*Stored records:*
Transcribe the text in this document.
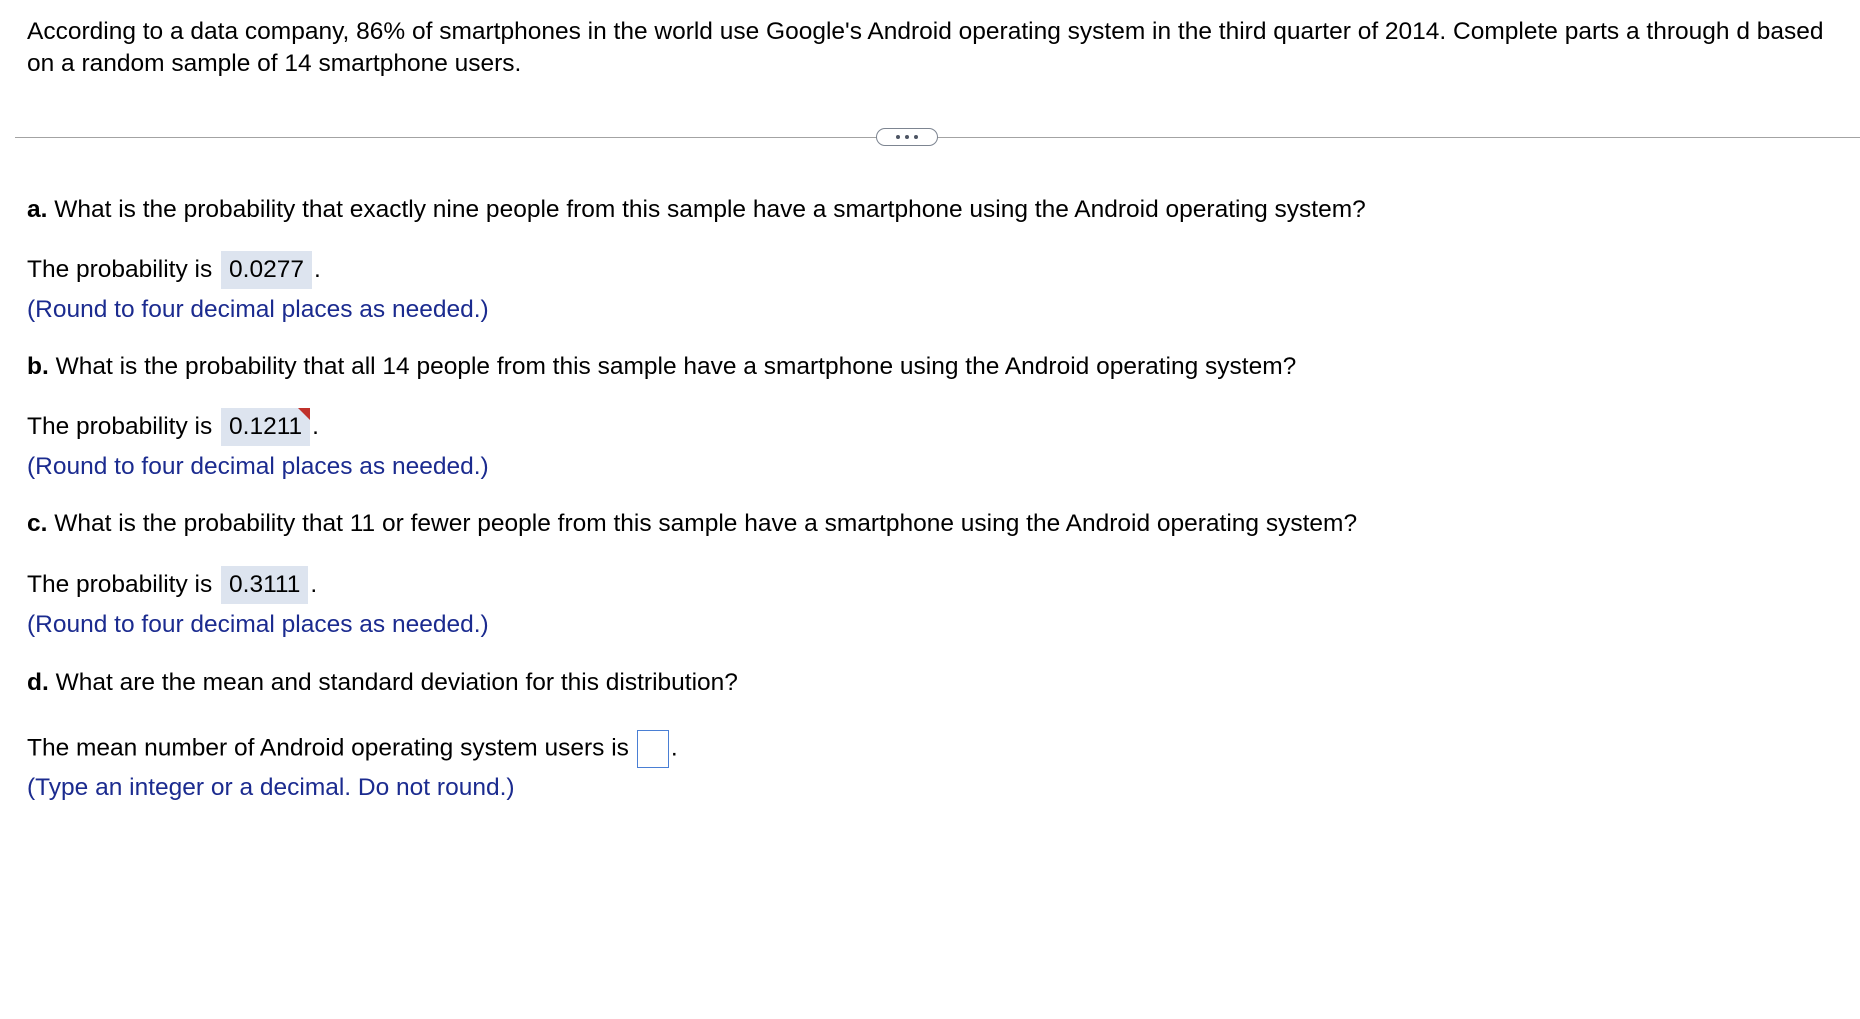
According to a data company, 86% of smartphones in the world use Google's Android operating system in the third quarter of 2014. Complete parts a through d based on a random sample of 14 smartphone users.
a. What is the probability that exactly nine people from this sample have a smartphone using the Android operating system?
The probability is 0.0277 .
(Round to four decimal places as needed.)
b. What is the probability that all 14 people from this sample have a smartphone using the Android operating system?
The probability is 0.1211 .
(Round to four decimal places as needed.)
c. What is the probability that 11 or fewer people from this sample have a smartphone using the Android operating system?
The probability is 0.3111 .
(Round to four decimal places as needed.)
d. What are the mean and standard deviation for this distribution?
The mean number of Android operating system users is .
(Type an integer or a decimal. Do not round.)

*Short task:* Pull every line containing the word "mean" out of the material and copy it.

*Full solution:*
d. What are the mean and standard deviation for this distribution?
The mean number of Android operating system users is .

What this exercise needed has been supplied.